**GIVEN REQUEST**: Reproduce the records that follow in full, excluding any picture they contain.

----------

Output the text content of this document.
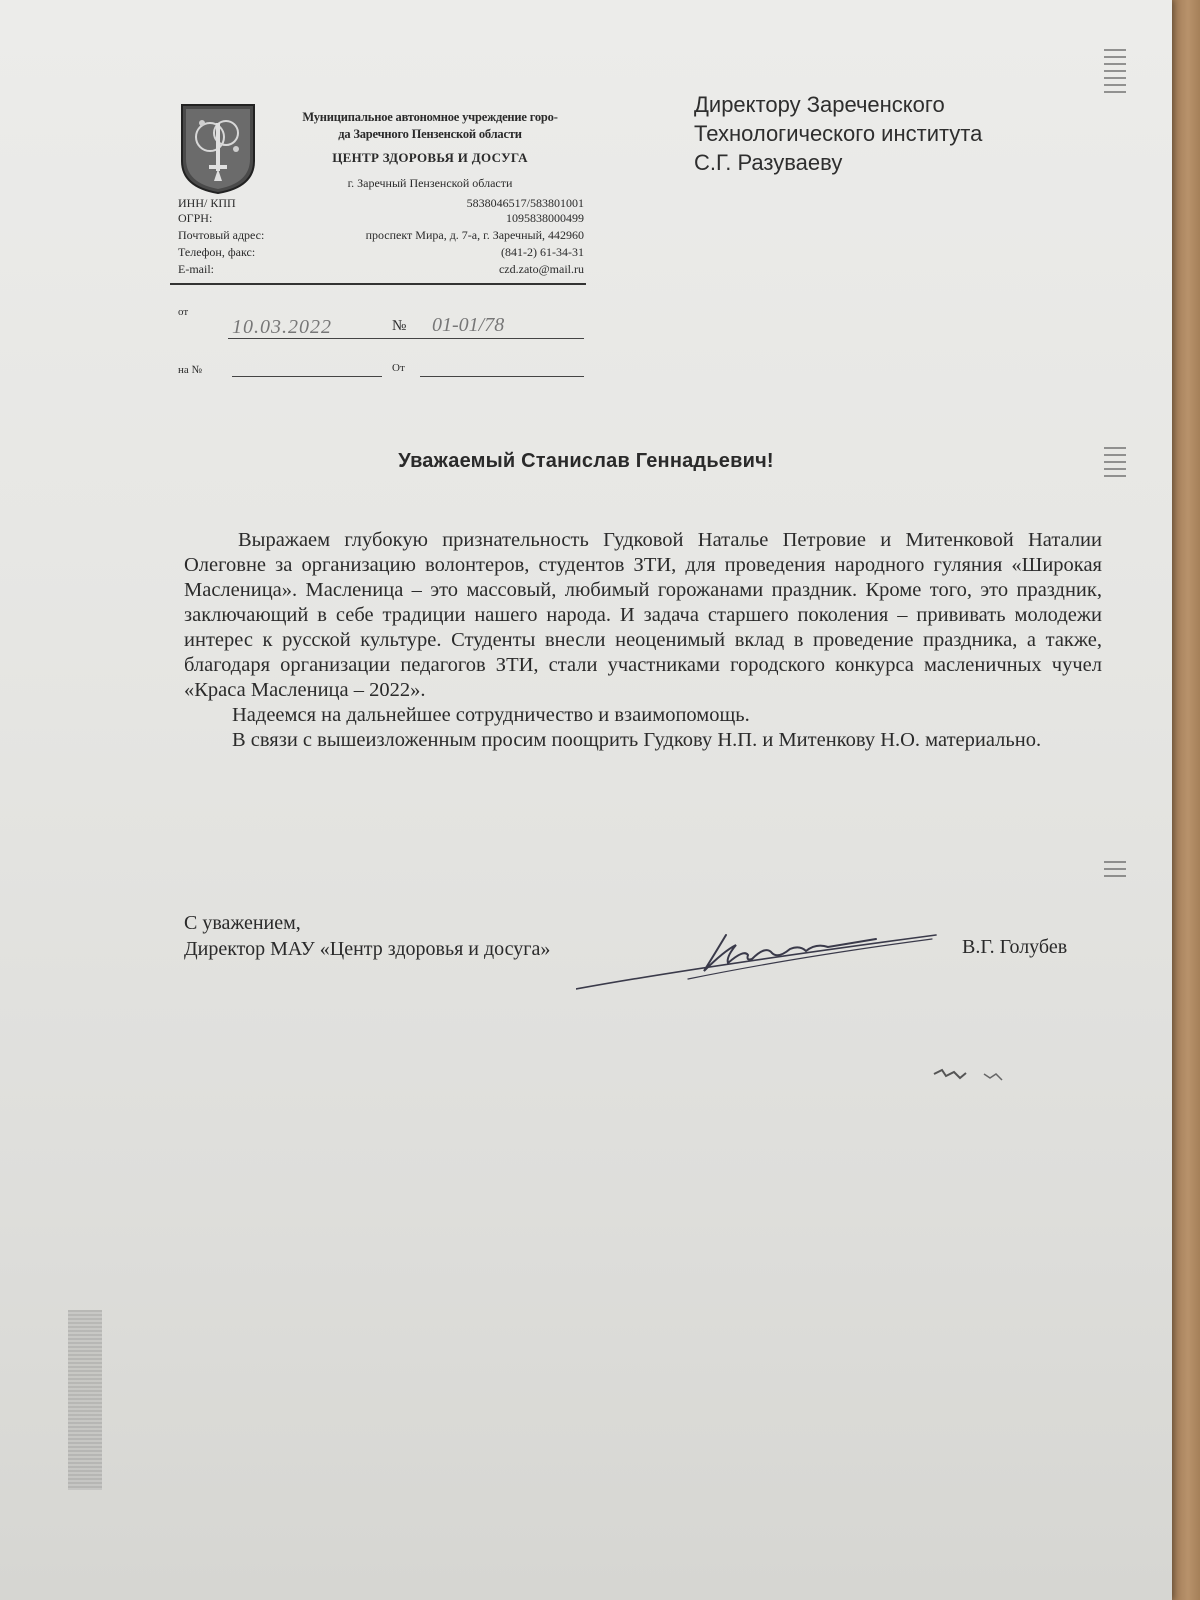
Муниципальное автономное учреждение горо-
да Заречного Пензенской области
ЦЕНТР ЗДОРОВЬЯ И ДОСУГА
г. Заречный Пензенской области
ИНН/ КПП	5838046517/583801001
ОГРН:	1095838000499
Почтовый адрес:	проспект Мира, д. 7-а, г. Заречный, 442960
Телефон, факс:	(841-2) 61-34-31
E-mail:	czd.zato@mail.ru
от
10.03.2022	№ 01-01/78
на №	От
Директору Зареченского
Технологического института
С.Г. Разуваеву
Уважаемый Станислав Геннадьевич!

Выражаем глубокую признательность Гудковой Наталье Петровие и Митенковой Наталии Олеговне за организацию волонтеров, студентов ЗТИ, для проведения народного гуляния «Широкая Масленица». Масленица – это массовый, любимый горожанами праздник. Кроме того, это праздник, заключающий в себе традиции нашего народа. И задача старшего поколения – прививать молодежи интерес к русской культуре. Студенты внесли неоценимый вклад в проведение праздника, а также, благодаря организации педагогов ЗТИ, стали участниками городского конкурса масленичных чучел «Краса Масленица – 2022».

Надеемся на дальнейшее сотрудничество и взаимопомощь.

В связи с вышеизложенным просим поощрить Гудкову Н.П. и Митенкову Н.О. материально.

С уважением,
Директор МАУ «Центр здоровья и досуга»	В.Г. Голубев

----------

**THE REPLY**:
Output the text content of this document.
Муниципальное автономное учреждение горо-
да Заречного Пензенской области
ЦЕНТР ЗДОРОВЬЯ И ДОСУГА
г. Заречный Пензенской области
ИНН/ КПП	5838046517/583801001
ОГРН:	1095838000499
Почтовый адрес:	проспект Мира, д. 7-а, г. Заречный, 442960
Телефон, факс:	(841-2) 61-34-31
E-mail:	czd.zato@mail.ru
от
10.03.2022	№ 01-01/78
на №	От
Директору Зареченского
Технологического института
С.Г. Разуваеву
Уважаемый Станислав Геннадьевич!

Выражаем глубокую признательность Гудковой Наталье Петровие и Митенковой Наталии Олеговне за организацию волонтеров, студентов ЗТИ, для проведения народного гуляния «Широкая Масленица». Масленица – это массовый, любимый горожанами праздник. Кроме того, это праздник, заключающий в себе традиции нашего народа. И задача старшего поколения – прививать молодежи интерес к русской культуре. Студенты внесли неоценимый вклад в проведение праздника, а также, благодаря организации педагогов ЗТИ, стали участниками городского конкурса масленичных чучел «Краса Масленица – 2022».

Надеемся на дальнейшее сотрудничество и взаимопомощь.

В связи с вышеизложенным просим поощрить Гудкову Н.П. и Митенкову Н.О. материально.

С уважением,
Директор МАУ «Центр здоровья и досуга»	В.Г. Голубев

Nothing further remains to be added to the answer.